* **PROBLEM**: Pictures do not belong in the copy. Return all of the entries exactly.

* **SUPPLIED ENTRIES**:

# # #

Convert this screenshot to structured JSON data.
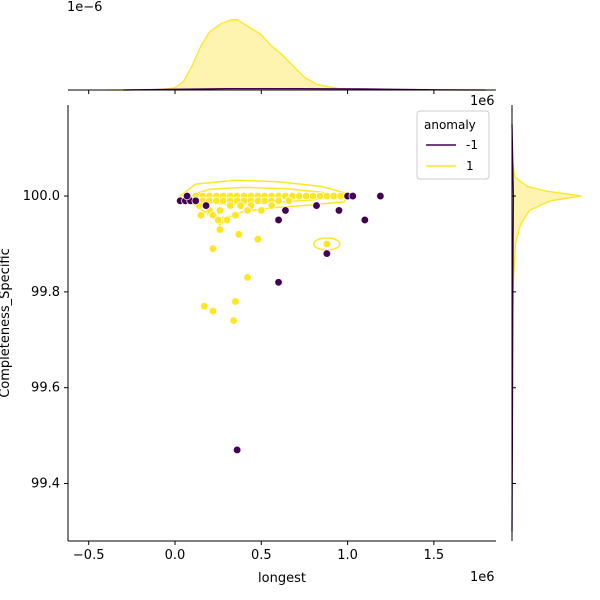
{
  "chart_data": {
    "type": "scatter",
    "kind": "jointplot",
    "xlabel": "longest",
    "ylabel": "Completeness_Specific",
    "x_exponent_label": "1e6",
    "y_top_exponent_label": "1e6",
    "top_marginal_exponent_label": "1e−6",
    "xlim": [
      -0.62,
      1.86
    ],
    "ylim": [
      99.28,
      100.19
    ],
    "xticks": [
      -0.5,
      0.0,
      0.5,
      1.0,
      1.5
    ],
    "xtick_labels": [
      "−0.5",
      "0.0",
      "0.5",
      "1.0",
      "1.5"
    ],
    "yticks": [
      99.4,
      99.6,
      99.8,
      100.0
    ],
    "ytick_labels": [
      "99.4",
      "99.6",
      "99.8",
      "100.0"
    ],
    "legend": {
      "title": "anomaly",
      "placement": "top-right",
      "entries": [
        {
          "label": "-1",
          "color": "#440154"
        },
        {
          "label": "1",
          "color": "#fde725"
        }
      ]
    },
    "colors": {
      "minus1": "#440154",
      "plus1": "#fde725",
      "plus1_fill": "#fff3b0"
    },
    "series": [
      {
        "name": "-1",
        "color": "#440154",
        "points": [
          [
            0.03,
            99.99
          ],
          [
            0.06,
            99.99
          ],
          [
            0.09,
            99.99
          ],
          [
            0.12,
            99.99
          ],
          [
            0.18,
            99.98
          ],
          [
            0.07,
            100.0
          ],
          [
            0.6,
            99.95
          ],
          [
            0.64,
            99.97
          ],
          [
            0.82,
            99.98
          ],
          [
            0.95,
            99.97
          ],
          [
            1.0,
            100.0
          ],
          [
            1.03,
            100.0
          ],
          [
            1.1,
            99.95
          ],
          [
            1.19,
            100.0
          ],
          [
            0.88,
            99.88
          ],
          [
            0.6,
            99.82
          ],
          [
            0.36,
            99.47
          ]
        ]
      },
      {
        "name": "1",
        "color": "#fde725",
        "points": [
          [
            0.08,
            100.0
          ],
          [
            0.12,
            100.0
          ],
          [
            0.16,
            100.0
          ],
          [
            0.2,
            100.0
          ],
          [
            0.24,
            100.0
          ],
          [
            0.28,
            100.0
          ],
          [
            0.32,
            100.0
          ],
          [
            0.36,
            100.0
          ],
          [
            0.4,
            100.0
          ],
          [
            0.44,
            100.0
          ],
          [
            0.48,
            100.0
          ],
          [
            0.52,
            100.0
          ],
          [
            0.56,
            100.0
          ],
          [
            0.6,
            100.0
          ],
          [
            0.64,
            100.0
          ],
          [
            0.68,
            100.0
          ],
          [
            0.72,
            100.0
          ],
          [
            0.76,
            100.0
          ],
          [
            0.8,
            100.0
          ],
          [
            0.84,
            100.0
          ],
          [
            0.88,
            100.0
          ],
          [
            0.92,
            100.0
          ],
          [
            0.96,
            100.0
          ],
          [
            1.0,
            100.0
          ],
          [
            0.12,
            99.99
          ],
          [
            0.16,
            99.99
          ],
          [
            0.2,
            99.99
          ],
          [
            0.24,
            99.99
          ],
          [
            0.28,
            99.99
          ],
          [
            0.32,
            99.99
          ],
          [
            0.36,
            99.99
          ],
          [
            0.4,
            99.99
          ],
          [
            0.44,
            99.99
          ],
          [
            0.48,
            99.99
          ],
          [
            0.52,
            99.99
          ],
          [
            0.56,
            99.99
          ],
          [
            0.6,
            99.99
          ],
          [
            0.66,
            99.99
          ],
          [
            0.14,
            99.98
          ],
          [
            0.2,
            99.97
          ],
          [
            0.26,
            99.97
          ],
          [
            0.32,
            99.98
          ],
          [
            0.38,
            99.98
          ],
          [
            0.44,
            99.98
          ],
          [
            0.5,
            99.97
          ],
          [
            0.56,
            99.98
          ],
          [
            0.15,
            99.96
          ],
          [
            0.22,
            99.96
          ],
          [
            0.28,
            99.95
          ],
          [
            0.35,
            99.96
          ],
          [
            0.42,
            99.97
          ],
          [
            0.25,
            99.95
          ],
          [
            0.3,
            99.95
          ],
          [
            0.26,
            99.93
          ],
          [
            0.37,
            99.92
          ],
          [
            0.48,
            99.91
          ],
          [
            0.22,
            99.89
          ],
          [
            0.88,
            99.9
          ],
          [
            0.42,
            99.83
          ],
          [
            0.35,
            99.78
          ],
          [
            0.17,
            99.77
          ],
          [
            0.22,
            99.76
          ],
          [
            0.34,
            99.74
          ]
        ]
      }
    ],
    "kde_marginals": "top: density of longest per anomaly class; right: density of Completeness_Specific per anomaly class"
  }
}
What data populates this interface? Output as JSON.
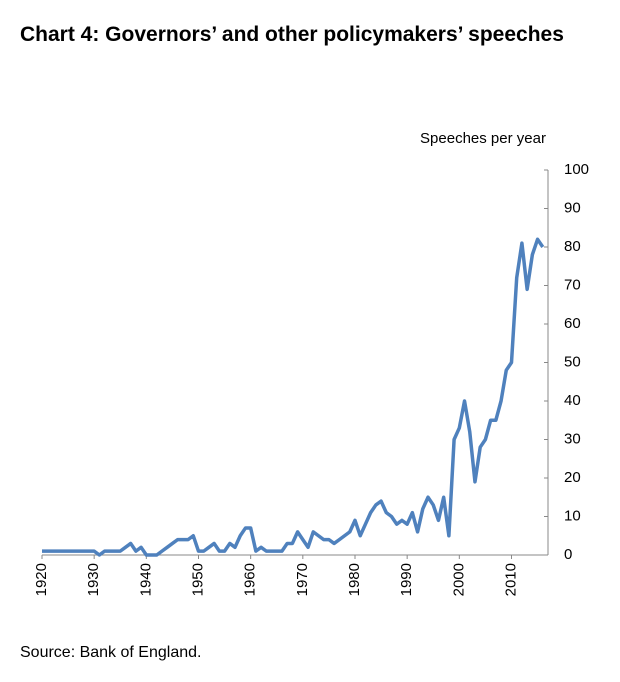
{
  "chart_data": {
    "type": "line",
    "title": "Chart 4: Governors’ and other policymakers’ speeches",
    "y_axis_label": "Speeches per year",
    "source": "Source:  Bank of England.",
    "x": [
      1920,
      1921,
      1922,
      1923,
      1924,
      1925,
      1926,
      1927,
      1928,
      1929,
      1930,
      1931,
      1932,
      1933,
      1934,
      1935,
      1936,
      1937,
      1938,
      1939,
      1940,
      1941,
      1942,
      1943,
      1944,
      1945,
      1946,
      1947,
      1948,
      1949,
      1950,
      1951,
      1952,
      1953,
      1954,
      1955,
      1956,
      1957,
      1958,
      1959,
      1960,
      1961,
      1962,
      1963,
      1964,
      1965,
      1966,
      1967,
      1968,
      1969,
      1970,
      1971,
      1972,
      1973,
      1974,
      1975,
      1976,
      1977,
      1978,
      1979,
      1980,
      1981,
      1982,
      1983,
      1984,
      1985,
      1986,
      1987,
      1988,
      1989,
      1990,
      1991,
      1992,
      1993,
      1994,
      1995,
      1996,
      1997,
      1998,
      1999,
      2000,
      2001,
      2002,
      2003,
      2004,
      2005,
      2006,
      2007,
      2008,
      2009,
      2010,
      2011,
      2012,
      2013,
      2014,
      2015,
      2016
    ],
    "series": [
      {
        "name": "Speeches",
        "color": "#4f81bd",
        "values": [
          1,
          1,
          1,
          1,
          1,
          1,
          1,
          1,
          1,
          1,
          1,
          0,
          1,
          1,
          1,
          1,
          2,
          3,
          1,
          2,
          0,
          0,
          0,
          1,
          2,
          3,
          4,
          4,
          4,
          5,
          1,
          1,
          2,
          3,
          1,
          1,
          3,
          2,
          5,
          7,
          7,
          1,
          2,
          1,
          1,
          1,
          1,
          3,
          3,
          6,
          4,
          2,
          6,
          5,
          4,
          4,
          3,
          4,
          5,
          6,
          9,
          5,
          8,
          11,
          13,
          14,
          11,
          10,
          8,
          9,
          8,
          11,
          6,
          12,
          15,
          13,
          9,
          15,
          5,
          30,
          33,
          40,
          32,
          19,
          28,
          30,
          35,
          35,
          40,
          48,
          50,
          72,
          81,
          69,
          78,
          82,
          80
        ]
      }
    ],
    "xlim": [
      1920,
      2017
    ],
    "xticks": [
      1920,
      1930,
      1940,
      1950,
      1960,
      1970,
      1980,
      1990,
      2000,
      2010
    ],
    "ylim": [
      0,
      100
    ],
    "yticks": [
      0,
      10,
      20,
      30,
      40,
      50,
      60,
      70,
      80,
      90,
      100
    ]
  }
}
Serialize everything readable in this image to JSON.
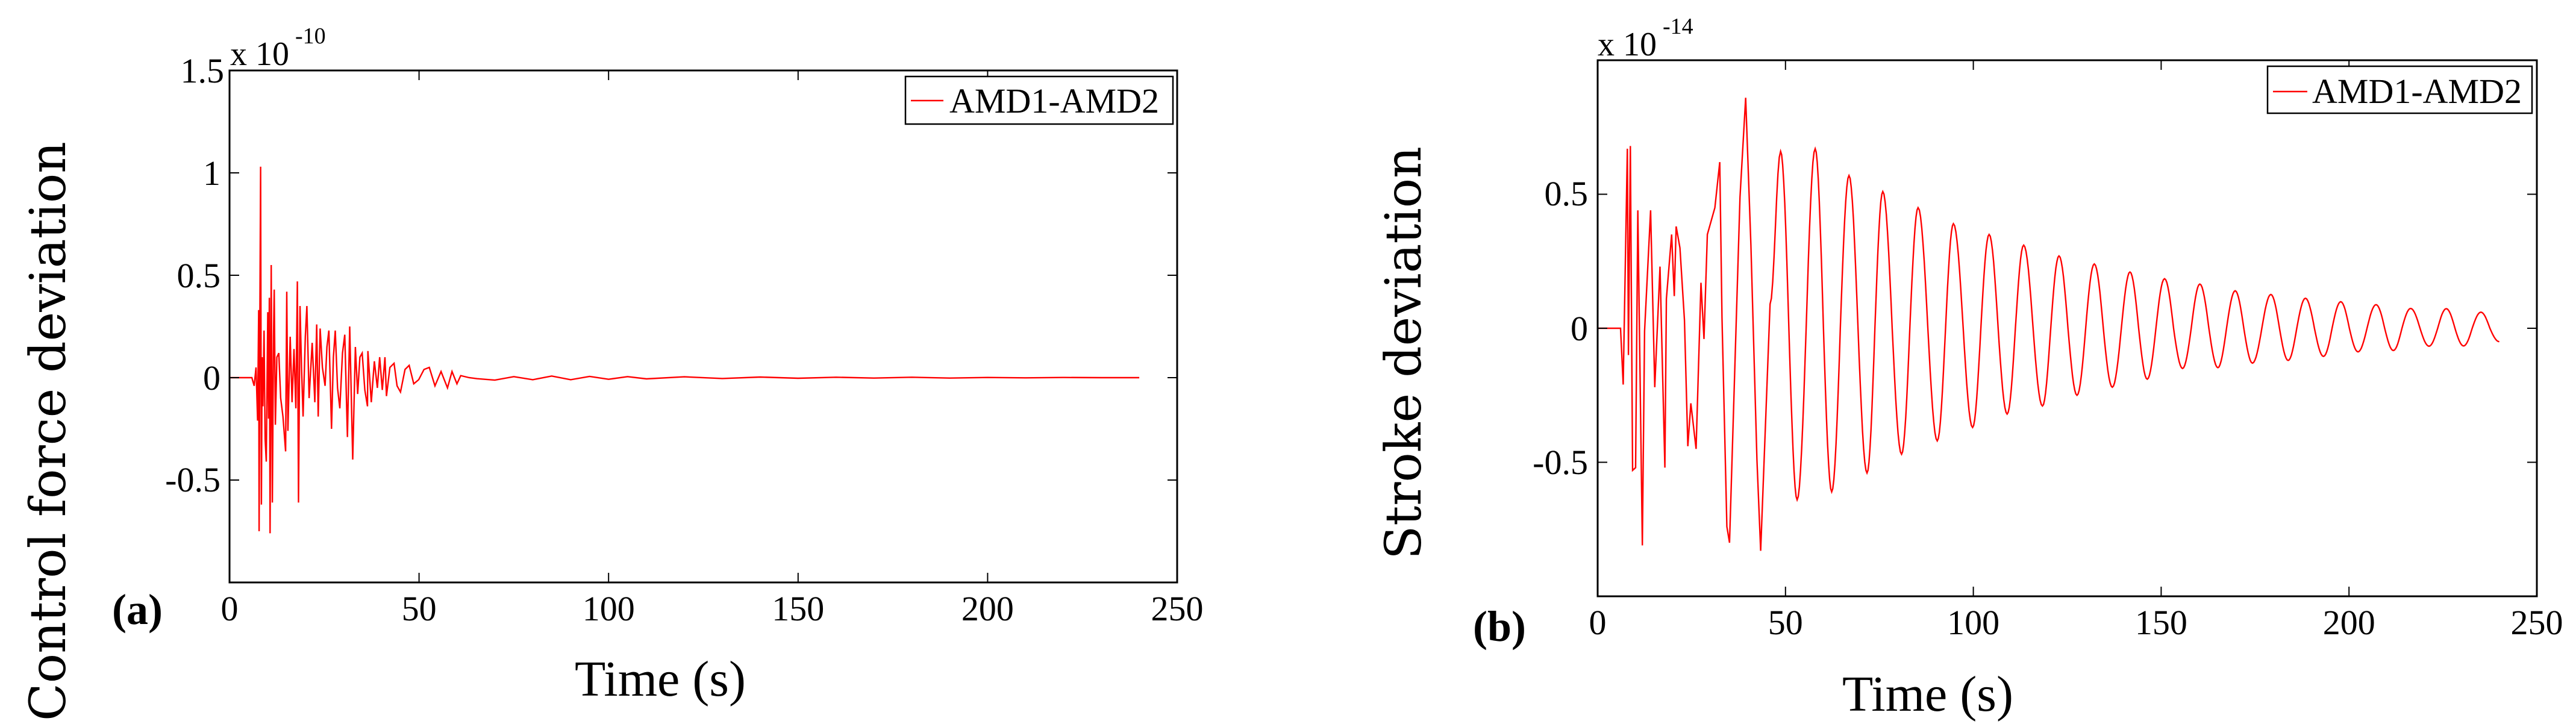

# # #

* **TASK RESPONSE**:
Convert this screenshot to structured JSON data.
{
  "chart_data": {
    "type": "scatter",
    "kind": "jointplot",
    "xlabel": "longest",
    "ylabel": "Completeness_Specific",
    "x_exponent_label": "1e6",
    "y_top_exponent_label": "1e6",
    "top_marginal_exponent_label": "1e−6",
    "xlim": [
      -0.62,
      1.86
    ],
    "ylim": [
      99.28,
      100.19
    ],
    "xticks": [
      -0.5,
      0.0,
      0.5,
      1.0,
      1.5
    ],
    "xtick_labels": [
      "−0.5",
      "0.0",
      "0.5",
      "1.0",
      "1.5"
    ],
    "yticks": [
      99.4,
      99.6,
      99.8,
      100.0
    ],
    "ytick_labels": [
      "99.4",
      "99.6",
      "99.8",
      "100.0"
    ],
    "legend": {
      "title": "anomaly",
      "placement": "top-right",
      "entries": [
        {
          "label": "-1",
          "color": "#440154"
        },
        {
          "label": "1",
          "color": "#fde725"
        }
      ]
    },
    "colors": {
      "minus1": "#440154",
      "plus1": "#fde725",
      "plus1_fill": "#fff3b0"
    },
    "series": [
      {
        "name": "-1",
        "color": "#440154",
        "points": [
          [
            0.03,
            99.99
          ],
          [
            0.06,
            99.99
          ],
          [
            0.09,
            99.99
          ],
          [
            0.12,
            99.99
          ],
          [
            0.18,
            99.98
          ],
          [
            0.07,
            100.0
          ],
          [
            0.6,
            99.95
          ],
          [
            0.64,
            99.97
          ],
          [
            0.82,
            99.98
          ],
          [
            0.95,
            99.97
          ],
          [
            1.0,
            100.0
          ],
          [
            1.03,
            100.0
          ],
          [
            1.1,
            99.95
          ],
          [
            1.19,
            100.0
          ],
          [
            0.88,
            99.88
          ],
          [
            0.6,
            99.82
          ],
          [
            0.36,
            99.47
          ]
        ]
      },
      {
        "name": "1",
        "color": "#fde725",
        "points": [
          [
            0.08,
            100.0
          ],
          [
            0.12,
            100.0
          ],
          [
            0.16,
            100.0
          ],
          [
            0.2,
            100.0
          ],
          [
            0.24,
            100.0
          ],
          [
            0.28,
            100.0
          ],
          [
            0.32,
            100.0
          ],
          [
            0.36,
            100.0
          ],
          [
            0.4,
            100.0
          ],
          [
            0.44,
            100.0
          ],
          [
            0.48,
            100.0
          ],
          [
            0.52,
            100.0
          ],
          [
            0.56,
            100.0
          ],
          [
            0.6,
            100.0
          ],
          [
            0.64,
            100.0
          ],
          [
            0.68,
            100.0
          ],
          [
            0.72,
            100.0
          ],
          [
            0.76,
            100.0
          ],
          [
            0.8,
            100.0
          ],
          [
            0.84,
            100.0
          ],
          [
            0.88,
            100.0
          ],
          [
            0.92,
            100.0
          ],
          [
            0.96,
            100.0
          ],
          [
            1.0,
            100.0
          ],
          [
            0.12,
            99.99
          ],
          [
            0.16,
            99.99
          ],
          [
            0.2,
            99.99
          ],
          [
            0.24,
            99.99
          ],
          [
            0.28,
            99.99
          ],
          [
            0.32,
            99.99
          ],
          [
            0.36,
            99.99
          ],
          [
            0.4,
            99.99
          ],
          [
            0.44,
            99.99
          ],
          [
            0.48,
            99.99
          ],
          [
            0.52,
            99.99
          ],
          [
            0.56,
            99.99
          ],
          [
            0.6,
            99.99
          ],
          [
            0.66,
            99.99
          ],
          [
            0.14,
            99.98
          ],
          [
            0.2,
            99.97
          ],
          [
            0.26,
            99.97
          ],
          [
            0.32,
            99.98
          ],
          [
            0.38,
            99.98
          ],
          [
            0.44,
            99.98
          ],
          [
            0.5,
            99.97
          ],
          [
            0.56,
            99.98
          ],
          [
            0.15,
            99.96
          ],
          [
            0.22,
            99.96
          ],
          [
            0.28,
            99.95
          ],
          [
            0.35,
            99.96
          ],
          [
            0.42,
            99.97
          ],
          [
            0.25,
            99.95
          ],
          [
            0.3,
            99.95
          ],
          [
            0.26,
            99.93
          ],
          [
            0.37,
            99.92
          ],
          [
            0.48,
            99.91
          ],
          [
            0.22,
            99.89
          ],
          [
            0.88,
            99.9
          ],
          [
            0.42,
            99.83
          ],
          [
            0.35,
            99.78
          ],
          [
            0.17,
            99.77
          ],
          [
            0.22,
            99.76
          ],
          [
            0.34,
            99.74
          ]
        ]
      }
    ],
    "kde_marginals": "top: density of longest per anomaly class; right: density of Completeness_Specific per anomaly class"
  }
}
What data populates this interface? Output as JSON.
{
  "chart_data": {
    "type": "line",
    "title": "Chart 4: Governors’ and other policymakers’ speeches",
    "y_axis_label": "Speeches per year",
    "source": "Source:  Bank of England.",
    "x": [
      1920,
      1921,
      1922,
      1923,
      1924,
      1925,
      1926,
      1927,
      1928,
      1929,
      1930,
      1931,
      1932,
      1933,
      1934,
      1935,
      1936,
      1937,
      1938,
      1939,
      1940,
      1941,
      1942,
      1943,
      1944,
      1945,
      1946,
      1947,
      1948,
      1949,
      1950,
      1951,
      1952,
      1953,
      1954,
      1955,
      1956,
      1957,
      1958,
      1959,
      1960,
      1961,
      1962,
      1963,
      1964,
      1965,
      1966,
      1967,
      1968,
      1969,
      1970,
      1971,
      1972,
      1973,
      1974,
      1975,
      1976,
      1977,
      1978,
      1979,
      1980,
      1981,
      1982,
      1983,
      1984,
      1985,
      1986,
      1987,
      1988,
      1989,
      1990,
      1991,
      1992,
      1993,
      1994,
      1995,
      1996,
      1997,
      1998,
      1999,
      2000,
      2001,
      2002,
      2003,
      2004,
      2005,
      2006,
      2007,
      2008,
      2009,
      2010,
      2011,
      2012,
      2013,
      2014,
      2015,
      2016
    ],
    "series": [
      {
        "name": "Speeches",
        "color": "#4f81bd",
        "values": [
          1,
          1,
          1,
          1,
          1,
          1,
          1,
          1,
          1,
          1,
          1,
          0,
          1,
          1,
          1,
          1,
          2,
          3,
          1,
          2,
          0,
          0,
          0,
          1,
          2,
          3,
          4,
          4,
          4,
          5,
          1,
          1,
          2,
          3,
          1,
          1,
          3,
          2,
          5,
          7,
          7,
          1,
          2,
          1,
          1,
          1,
          1,
          3,
          3,
          6,
          4,
          2,
          6,
          5,
          4,
          4,
          3,
          4,
          5,
          6,
          9,
          5,
          8,
          11,
          13,
          14,
          11,
          10,
          8,
          9,
          8,
          11,
          6,
          12,
          15,
          13,
          9,
          15,
          5,
          30,
          33,
          40,
          32,
          19,
          28,
          30,
          35,
          35,
          40,
          48,
          50,
          72,
          81,
          69,
          78,
          82,
          80
        ]
      }
    ],
    "xlim": [
      1920,
      2017
    ],
    "xticks": [
      1920,
      1930,
      1940,
      1950,
      1960,
      1970,
      1980,
      1990,
      2000,
      2010
    ],
    "ylim": [
      0,
      100
    ],
    "yticks": [
      0,
      10,
      20,
      30,
      40,
      50,
      60,
      70,
      80,
      90,
      100
    ]
  }
}
Serialize everything readable in this image to JSON.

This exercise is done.